◆ TASK DETAILS ◆
Set down all of the entries word for word, omitting the images they contain.

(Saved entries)
┏━━
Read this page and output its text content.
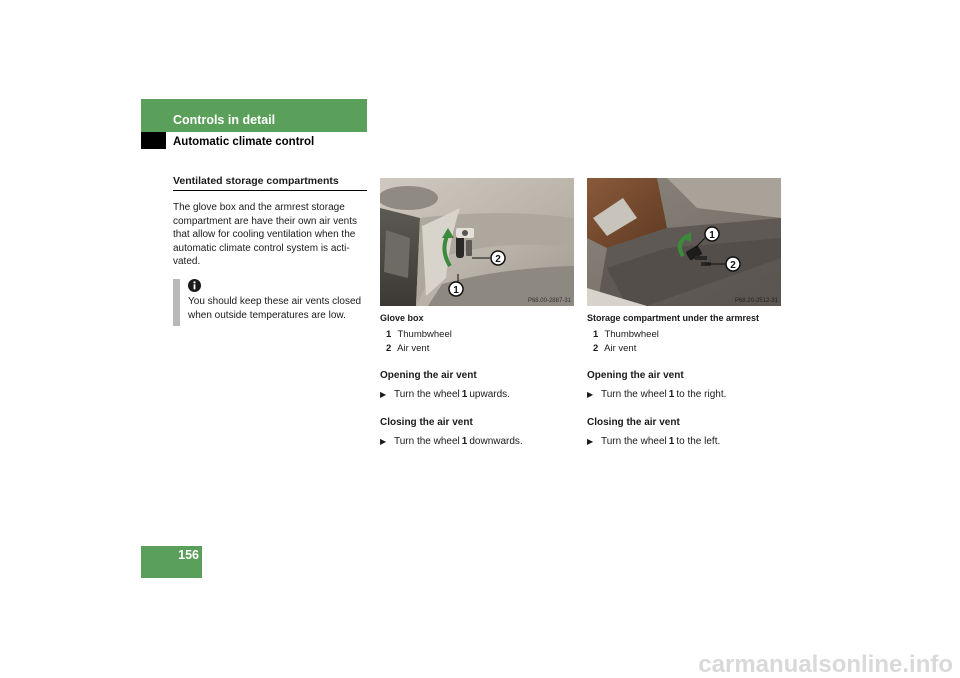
Controls in detail
Automatic climate control
Ventilated storage compartments
The glove box and the armrest storage compartment are have their own air vents that allow for cooling ventilation when the automatic climate control system is acti-vated.
You should keep these air vents closed when outside temperatures are low.
1
2
P68.00-2887-31
Glove box
1 Thumbwheel
2 Air vent
Opening the air vent
▶ Turn the wheel 1 upwards.
Closing the air vent
▶ Turn the wheel 1 downwards.
1
2
P68.20-2512-31
Storage compartment under the armrest
1 Thumbwheel
2 Air vent
Opening the air vent
▶ Turn the wheel 1 to the right.
Closing the air vent
▶ Turn the wheel 1 to the left.
156
carmanualsonline.info
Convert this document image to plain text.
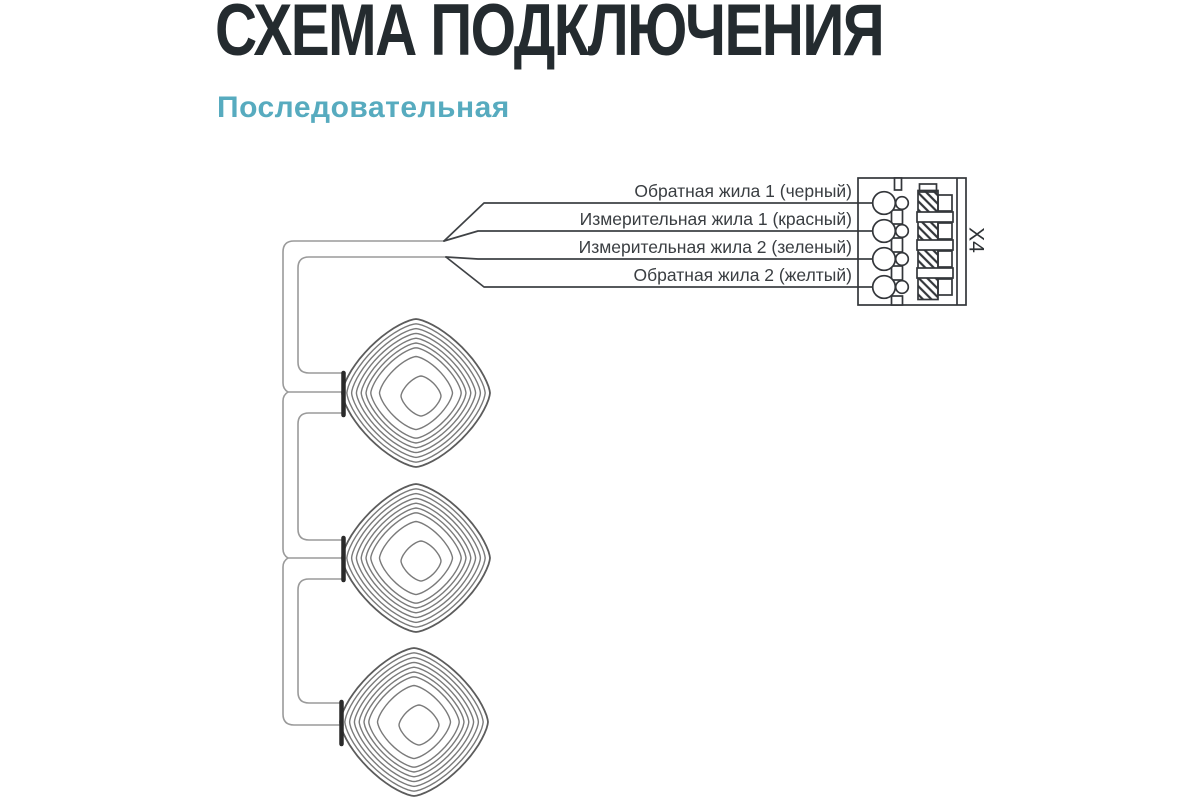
СХЕМА ПОДКЛЮЧЕНИЯ
Последовательная
Обратная жила 1 (черный)
Измерительная жила 1 (красный)
Измерительная жила 2 (зеленый)
Обратная жила 2 (желтый)
X4
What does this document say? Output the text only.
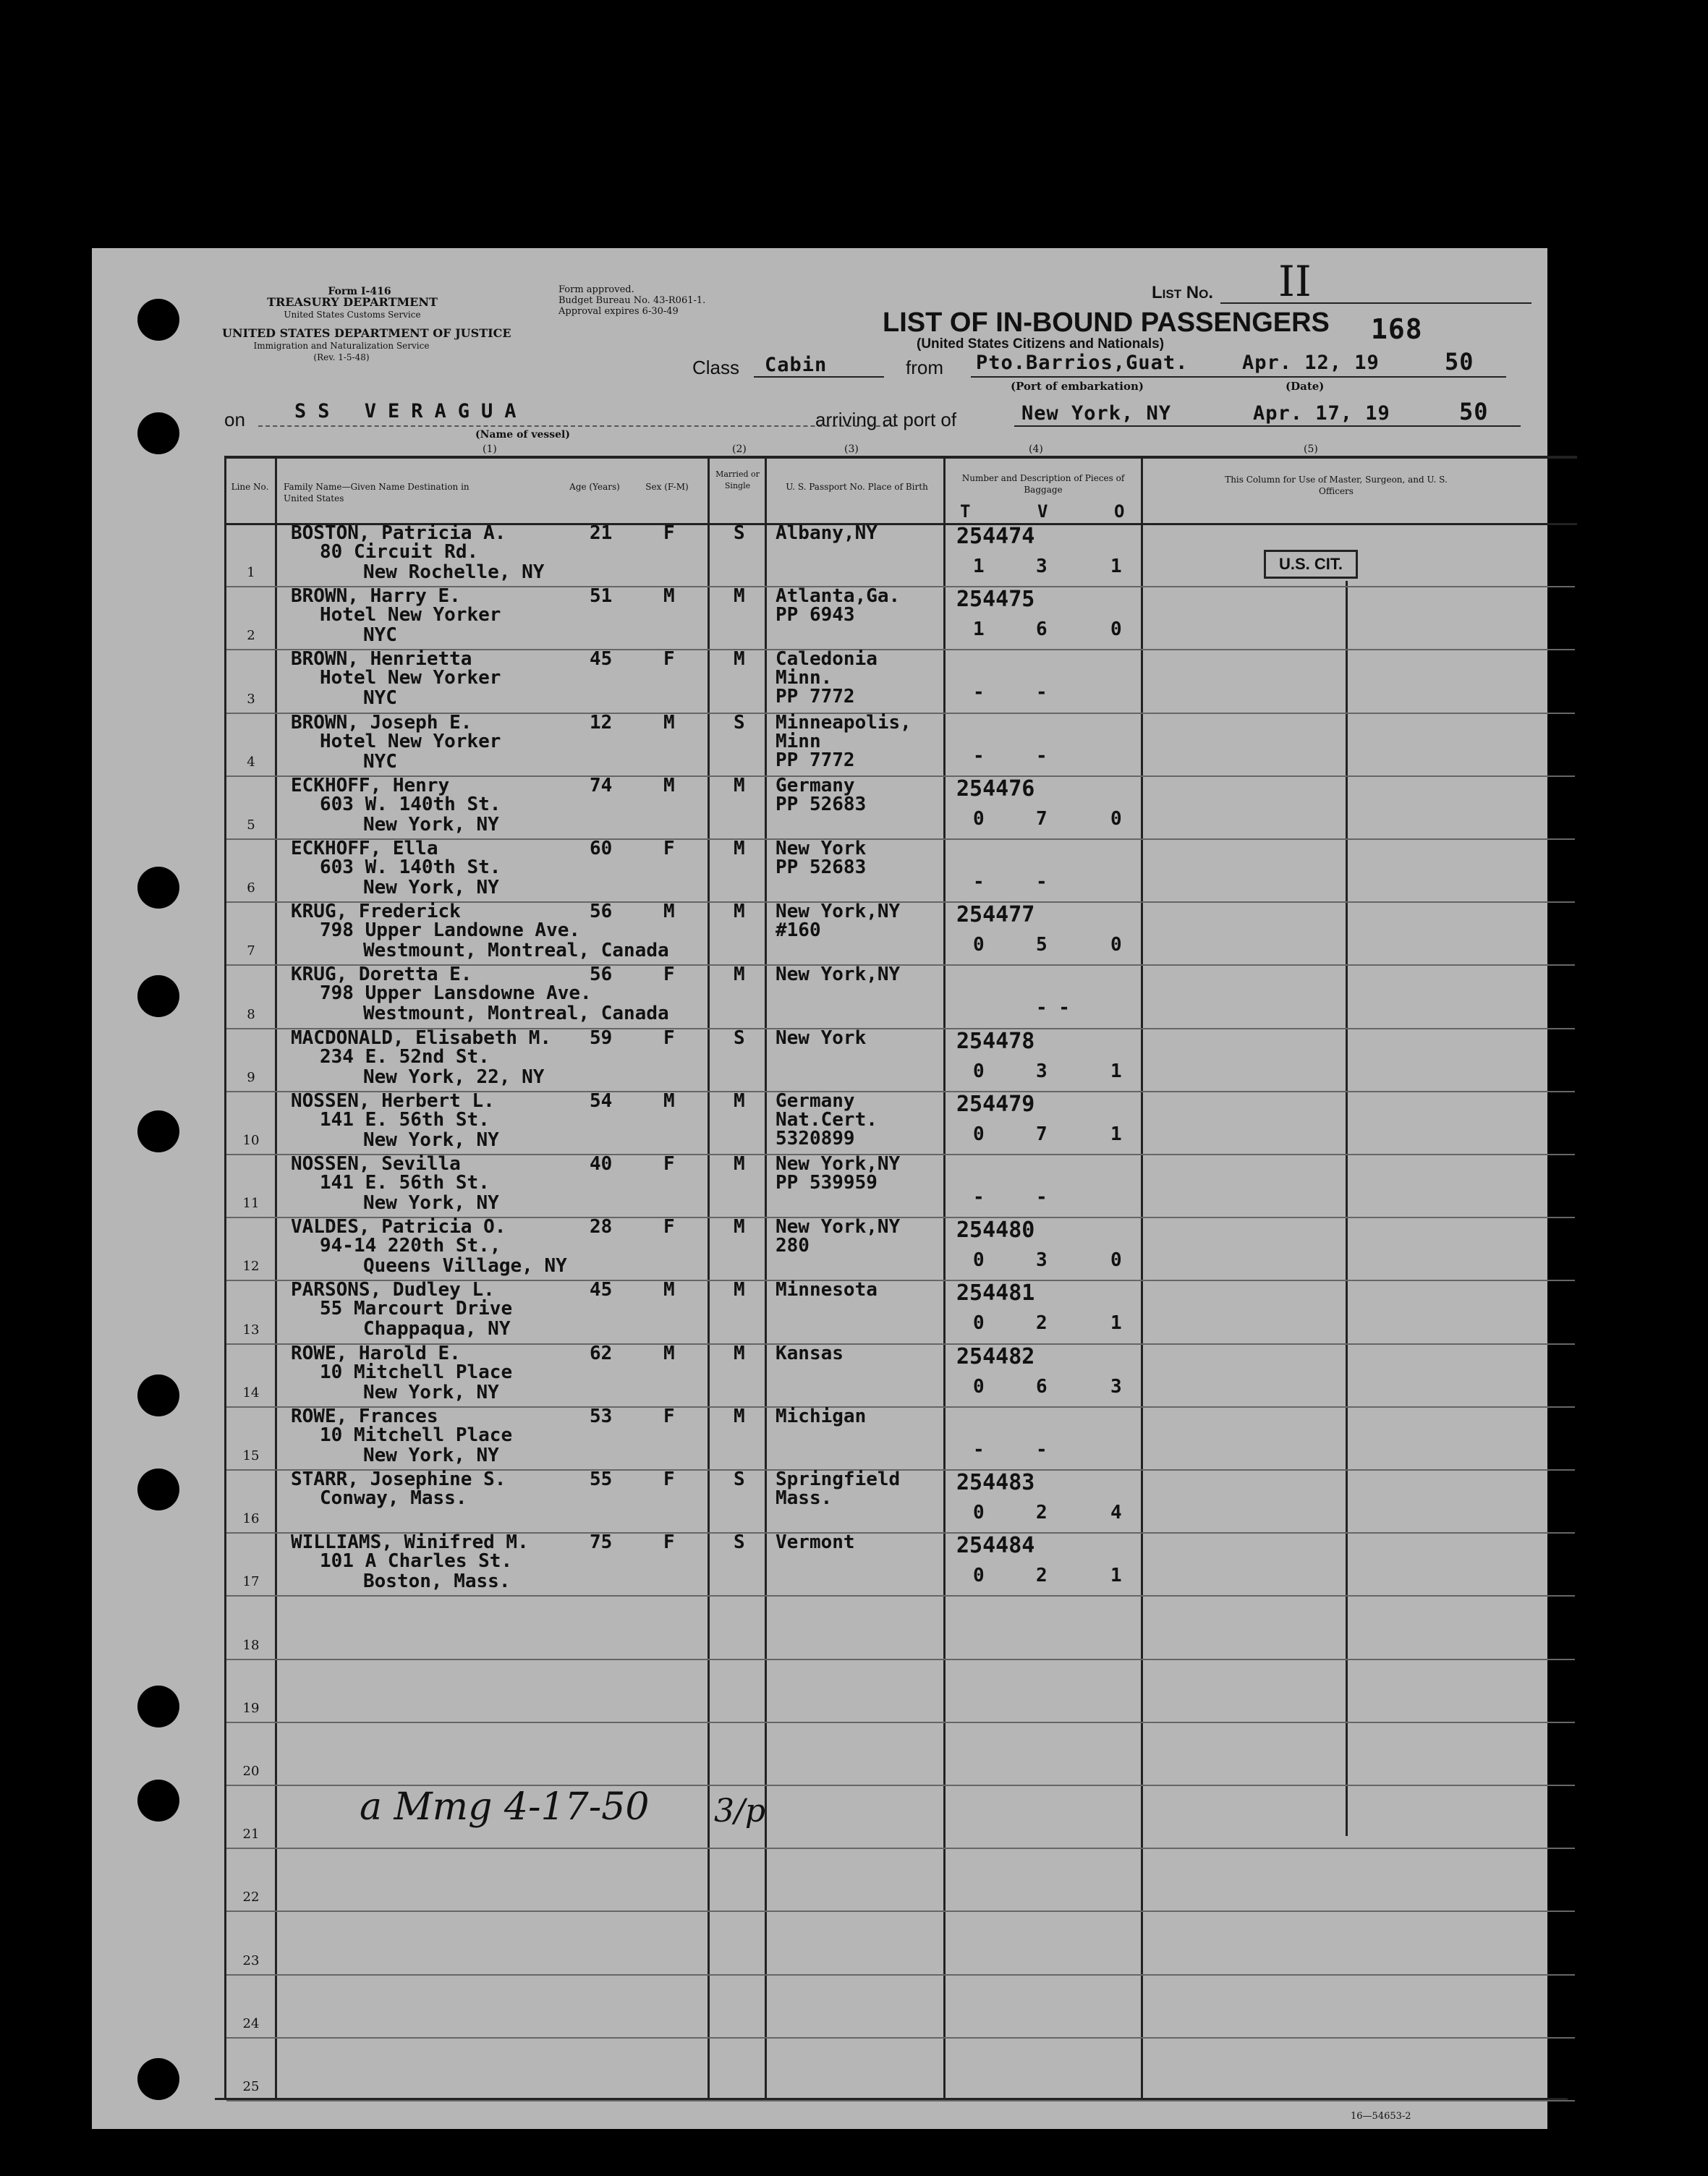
Form I-416
TREASURY DEPARTMENT
United States Customs Service
UNITED STATES DEPARTMENT OF JUSTICE
Immigration and Naturalization Service
(Rev. 1-5-48)
Form approved.
Budget Bureau No. 43-R061-1.
Approval expires 6-30-49	LIST OF IN-BOUND PASSENGERS
(United States Citizens and Nationals)
List No. II
168
Class Cabin	from Pto.Barrios,Guat.	Apr. 12, 19	50
(Port of embarkation)	(Date)
on	SS VERAGUA
(Name of vessel)
arriving at port of	New York, NY	Apr. 17, 19	50
(1)	(2)	(3)	(4)	(5)
Line No.	Family Name—Given Name Destination in United States
Age (Years)	Sex (F-M)
Married or Single	U. S. Passport No. Place of Birth
Number and Description of Pieces of Baggage
T	V	O
This Column for Use of Master, Surgeon, and U. S. Officers
U.S. CIT.
1
BOSTON, Patricia A.
80 Circuit Rd.
New Rochelle, NY
21	F	S Albany,NY	254474
1	3	1
2
BROWN, Harry E.
Hotel New Yorker
NYC
51	M	M Atlanta,Ga.
PP 6943
254475
1	6	0
3
BROWN, Henrietta
Hotel New Yorker
NYC
45	F	M Caledonia
Minn.
PP 7772	-	-
4
BROWN, Joseph E.
Hotel New Yorker
NYC
12	M	S Minneapolis,
Minn
PP 7772	-	-
5
ECKHOFF, Henry
603 W. 140th St.
New York, NY
74	M	M Germany
PP 52683
254476
0	7	0
6
ECKHOFF, Ella
603 W. 140th St.
New York, NY
60	F	M New York
PP 52683
-	-
7
KRUG, Frederick
798 Upper Landowne Ave.
Westmount, Montreal, Canada
56	M	M New York,NY
#160
254477
0	5	0
8
KRUG, Doretta E.
798 Upper Lansdowne Ave.
Westmount, Montreal, Canada
56	F	M New York,NY
- -
9
MACDONALD, Elisabeth M.
234 E. 52nd St.
New York, 22, NY
59	F	S New York	254478
0	3	1
10
NOSSEN, Herbert L.
141 E. 56th St.
New York, NY
54	M	M Germany
Nat.Cert.
5320899
254479
0	7	1
11
NOSSEN, Sevilla
141 E. 56th St.
New York, NY
40	F	M New York,NY
PP 539959
-	-
12
VALDES, Patricia O.
94-14 220th St.,
Queens Village, NY
28	F	M New York,NY
280
254480
0	3	0
13
PARSONS, Dudley L.
55 Marcourt Drive
Chappaqua, NY
45	M	M Minnesota	254481
0	2	1
14
ROWE, Harold E.
10 Mitchell Place
New York, NY
62	M	M Kansas	254482
0	6	3
15
ROWE, Frances
10 Mitchell Place
New York, NY
53	F	M Michigan
-	-
16
STARR, Josephine S.
Conway, Mass.
55	F	S Springfield
Mass.
254483
0	2	4
17
WILLIAMS, Winifred M.
101 A Charles St.
Boston, Mass.
75	F	S Vermont	254484
0	2	1
18
19
20
21
22
23
24
25
a Mmg 4-17-50 3/p
16—54653-2
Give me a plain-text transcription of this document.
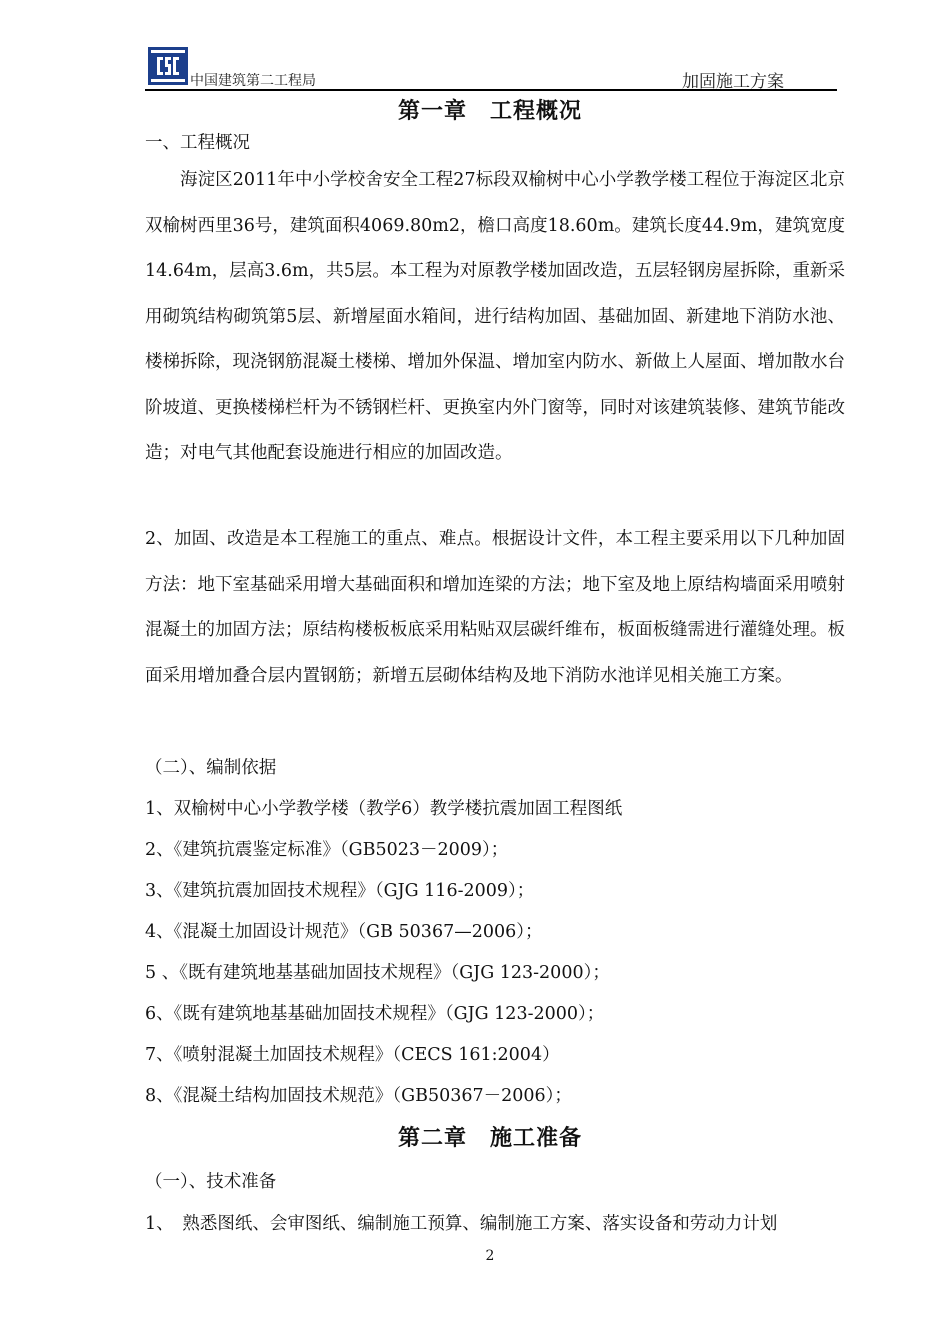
中国建筑第二工程局	加固施工方案
第一章　工程概况
一、工程概况
海淀区2011年中小学校舍安全工程27标段双榆树中心小学教学楼工程位于海淀区北京双榆树西里36号，建筑面积4069.80m2，檐口高度18.60m。建筑长度44.9m，建筑宽度14.64m，层高3.6m，共5层。本工程为对原教学楼加固改造，五层轻钢房屋拆除，重新采用砌筑结构砌筑第5层、新增屋面水箱间，进行结构加固、基础加固、新建地下消防水池、楼梯拆除，现浇钢筋混凝土楼梯、增加外保温、增加室内防水、新做上人屋面、增加散水台阶坡道、更换楼梯栏杆为不锈钢栏杆、更换室内外门窗等，同时对该建筑装修、建筑节能改造；对电气其他配套设施进行相应的加固改造。
2、加固、改造是本工程施工的重点、难点。根据设计文件，本工程主要采用以下几种加固方法：地下室基础采用增大基础面积和增加连梁的方法；地下室及地上原结构墙面采用喷射混凝土的加固方法；原结构楼板板底采用粘贴双层碳纤维布，板面板缝需进行灌缝处理。板面采用增加叠合层内置钢筋；新增五层砌体结构及地下消防水池详见相关施工方案。
（二）、编制依据
1、双榆树中心小学教学楼（教学6）教学楼抗震加固工程图纸
2、《建筑抗震鉴定标准》（GB5023－2009）；
3、《建筑抗震加固技术规程》（GJG 116-2009）；
4、《混凝土加固设计规范》（GB 50367—2006）；
5 、《既有建筑地基基础加固技术规程》（GJG 123-2000）；
6、《既有建筑地基基础加固技术规程》（GJG 123-2000）；
7、《喷射混凝土加固技术规程》（CECS 161:2004）
8、《混凝土结构加固技术规范》（GB50367－2006）；
第二章　施工准备
（一）、技术准备
1、　熟悉图纸、会审图纸、编制施工预算、编制施工方案、落实设备和劳动力计划
2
┗━━
◆ RESULT FOR THIS EXERCISE ◆
Read this page and output its text content.
Controls in detail
Automatic climate control
Ventilated storage compartments
The glove box and the armrest storage compartment are have their own air vents that allow for cooling ventilation when the automatic climate control system is acti-vated.
You should keep these air vents closed when outside temperatures are low.
1
2
P68.00-2887-31
Glove box
1 Thumbwheel
2 Air vent
Opening the air vent
▶ Turn the wheel 1 upwards.
Closing the air vent
▶ Turn the wheel 1 downwards.
1
2
P68.20-2512-31
Storage compartment under the armrest
1 Thumbwheel
2 Air vent
Opening the air vent
▶ Turn the wheel 1 to the right.
Closing the air vent
▶ Turn the wheel 1 to the left.
156
carmanualsonline.info
Convert this document image to plain text.
СХЕМА ПОДКЛЮЧЕНИЯ
Последовательная
Обратная жила 1 (черный)
Измерительная жила 1 (красный)
Измерительная жила 2 (зеленый)
Обратная жила 2 (желтый)
X4
What does this document say? Output the text only.
Form I-416
TREASURY DEPARTMENT
United States Customs Service
UNITED STATES DEPARTMENT OF JUSTICE
Immigration and Naturalization Service
(Rev. 1-5-48)
Form approved.
Budget Bureau No. 43-R061-1.
Approval expires 6-30-49	LIST OF IN-BOUND PASSENGERS
(United States Citizens and Nationals)
List No. II
168
Class Cabin	from Pto.Barrios,Guat.	Apr. 12, 19	50
(Port of embarkation)	(Date)
on	SS VERAGUA
(Name of vessel)
arriving at port of	New York, NY	Apr. 17, 19	50
(1)	(2)	(3)	(4)	(5)
Line No.	Family Name—Given Name Destination in United States
Age (Years)	Sex (F-M)
Married or Single	U. S. Passport No. Place of Birth
Number and Description of Pieces of Baggage
T	V	O
This Column for Use of Master, Surgeon, and U. S. Officers
U.S. CIT.
1
BOSTON, Patricia A.
80 Circuit Rd.
New Rochelle, NY
21	F	S Albany,NY	254474
1	3	1
2
BROWN, Harry E.
Hotel New Yorker
NYC
51	M	M Atlanta,Ga.
PP 6943
254475
1	6	0
3
BROWN, Henrietta
Hotel New Yorker
NYC
45	F	M Caledonia
Minn.
PP 7772	-	-
4
BROWN, Joseph E.
Hotel New Yorker
NYC
12	M	S Minneapolis,
Minn
PP 7772	-	-
5
ECKHOFF, Henry
603 W. 140th St.
New York, NY
74	M	M Germany
PP 52683
254476
0	7	0
6
ECKHOFF, Ella
603 W. 140th St.
New York, NY
60	F	M New York
PP 52683
-	-
7
KRUG, Frederick
798 Upper Landowne Ave.
Westmount, Montreal, Canada
56	M	M New York,NY
#160
254477
0	5	0
8
KRUG, Doretta E.
798 Upper Lansdowne Ave.
Westmount, Montreal, Canada
56	F	M New York,NY
- -
9
MACDONALD, Elisabeth M.
234 E. 52nd St.
New York, 22, NY
59	F	S New York	254478
0	3	1
10
NOSSEN, Herbert L.
141 E. 56th St.
New York, NY
54	M	M Germany
Nat.Cert.
5320899
254479
0	7	1
11
NOSSEN, Sevilla
141 E. 56th St.
New York, NY
40	F	M New York,NY
PP 539959
-	-
12
VALDES, Patricia O.
94-14 220th St.,
Queens Village, NY
28	F	M New York,NY
280
254480
0	3	0
13
PARSONS, Dudley L.
55 Marcourt Drive
Chappaqua, NY
45	M	M Minnesota	254481
0	2	1
14
ROWE, Harold E.
10 Mitchell Place
New York, NY
62	M	M Kansas	254482
0	6	3
15
ROWE, Frances
10 Mitchell Place
New York, NY
53	F	M Michigan
-	-
16
STARR, Josephine S.
Conway, Mass.
55	F	S Springfield
Mass.
254483
0	2	4
17
WILLIAMS, Winifred M.
101 A Charles St.
Boston, Mass.
75	F	S Vermont	254484
0	2	1
18
19
20
21
22
23
24
25
a Mmg 4-17-50 3/p
16—54653-2
Give me a plain-text transcription of this document.
中国建筑第二工程局	加固施工方案
第一章　工程概况
一、工程概况
海淀区2011年中小学校舍安全工程27标段双榆树中心小学教学楼工程位于海淀区北京双榆树西里36号，建筑面积4069.80m2，檐口高度18.60m。建筑长度44.9m，建筑宽度14.64m，层高3.6m，共5层。本工程为对原教学楼加固改造，五层轻钢房屋拆除，重新采用砌筑结构砌筑第5层、新增屋面水箱间，进行结构加固、基础加固、新建地下消防水池、楼梯拆除，现浇钢筋混凝土楼梯、增加外保温、增加室内防水、新做上人屋面、增加散水台阶坡道、更换楼梯栏杆为不锈钢栏杆、更换室内外门窗等，同时对该建筑装修、建筑节能改造；对电气其他配套设施进行相应的加固改造。
2、加固、改造是本工程施工的重点、难点。根据设计文件，本工程主要采用以下几种加固方法：地下室基础采用增大基础面积和增加连梁的方法；地下室及地上原结构墙面采用喷射混凝土的加固方法；原结构楼板板底采用粘贴双层碳纤维布，板面板缝需进行灌缝处理。板面采用增加叠合层内置钢筋；新增五层砌体结构及地下消防水池详见相关施工方案。
（二）、编制依据
1、双榆树中心小学教学楼（教学6）教学楼抗震加固工程图纸
2、《建筑抗震鉴定标准》（GB5023－2009）；
3、《建筑抗震加固技术规程》（GJG 116-2009）；
4、《混凝土加固设计规范》（GB 50367—2006）；
5 、《既有建筑地基基础加固技术规程》（GJG 123-2000）；
6、《既有建筑地基基础加固技术规程》（GJG 123-2000）；
7、《喷射混凝土加固技术规程》（CECS 161:2004）
8、《混凝土结构加固技术规范》（GB50367－2006）；
第二章　施工准备
（一）、技术准备
1、　熟悉图纸、会审图纸、编制施工预算、编制施工方案、落实设备和劳动力计划
2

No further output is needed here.